** START **
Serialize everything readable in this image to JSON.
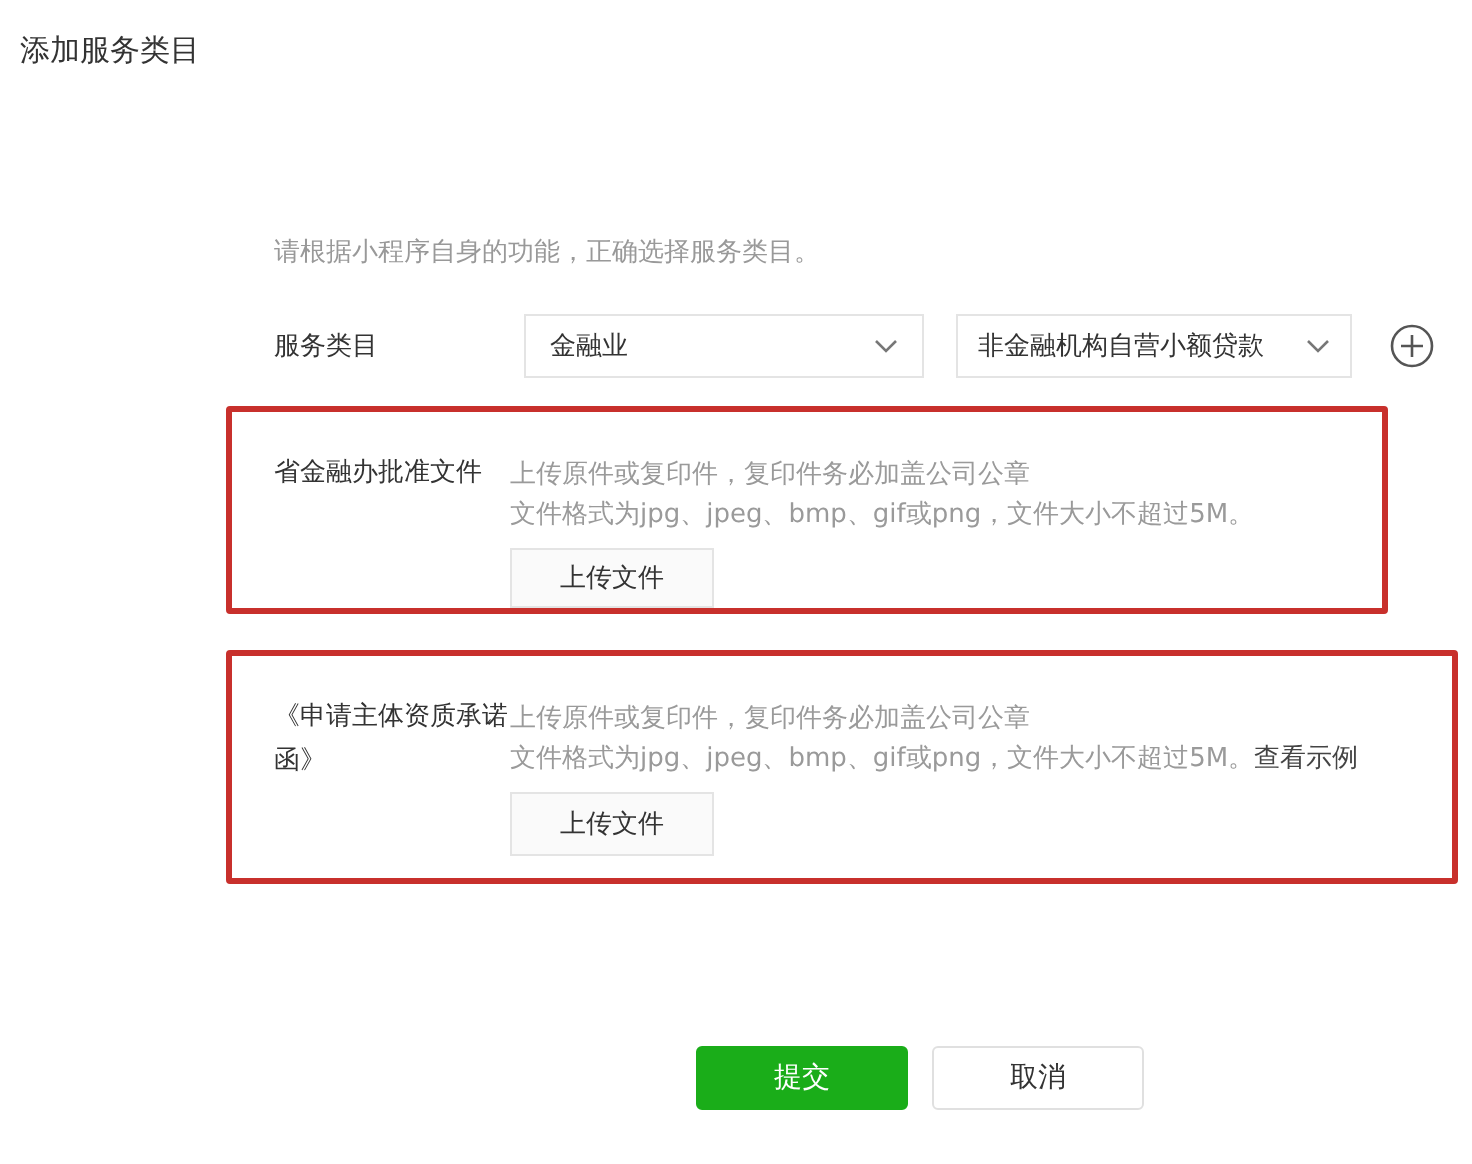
{
  "window": {
    "title": "添加服务类目"
  },
  "hint": "请根据小程序自身的功能，正确选择服务类目。",
  "category": {
    "label": "服务类目",
    "selects": [
      {
        "value": "金融业"
      },
      {
        "value": "非金融机构自营小额贷款"
      }
    ]
  },
  "documents": [
    {
      "label": "省金融办批准文件",
      "lines": [
        "上传原件或复印件，复印件务必加盖公司公章",
        "文件格式为jpg、jpeg、bmp、gif或png，文件大小不超过5M。"
      ],
      "button": "上传文件"
    },
    {
      "label": "《申请主体资质承诺函》",
      "lines": [
        "上传原件或复印件，复印件务必加盖公司公章",
        "文件格式为jpg、jpeg、bmp、gif或png，文件大小不超过5M。"
      ],
      "link": "查看示例",
      "button": "上传文件"
    }
  ],
  "buttons": [
    {
      "label": "提交",
      "kind": "primary"
    },
    {
      "label": "取消",
      "kind": "default"
    }
  ]
}
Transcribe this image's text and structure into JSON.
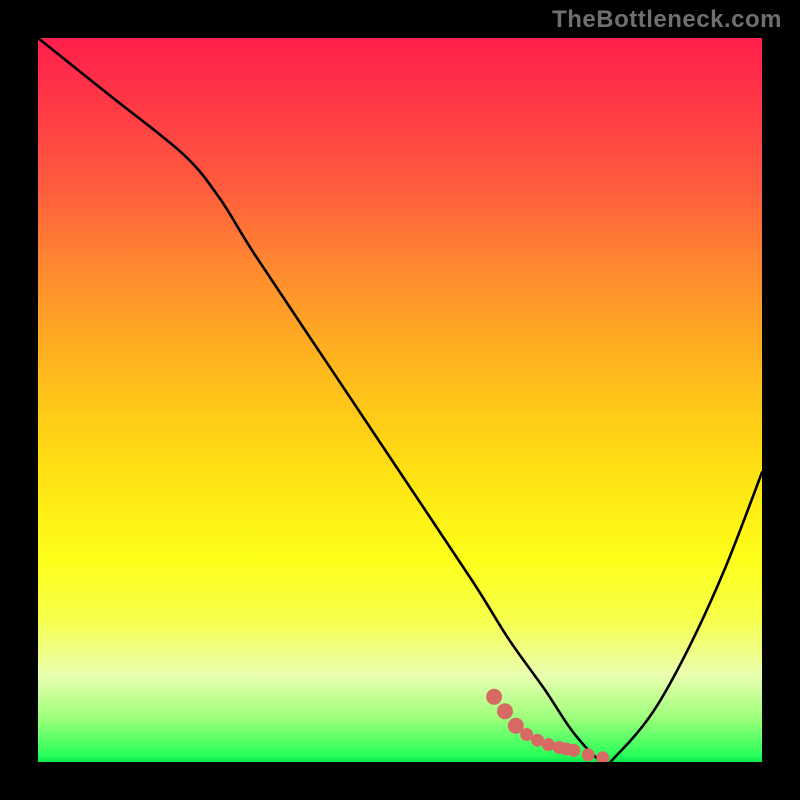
** END **
• [SET PROBLEM] Pull out each line of the entries that contains "this".

• [THE OUTPUT]
Serialize everything readable in this image to JSON.
Transcribe this image's text and structure into JSON.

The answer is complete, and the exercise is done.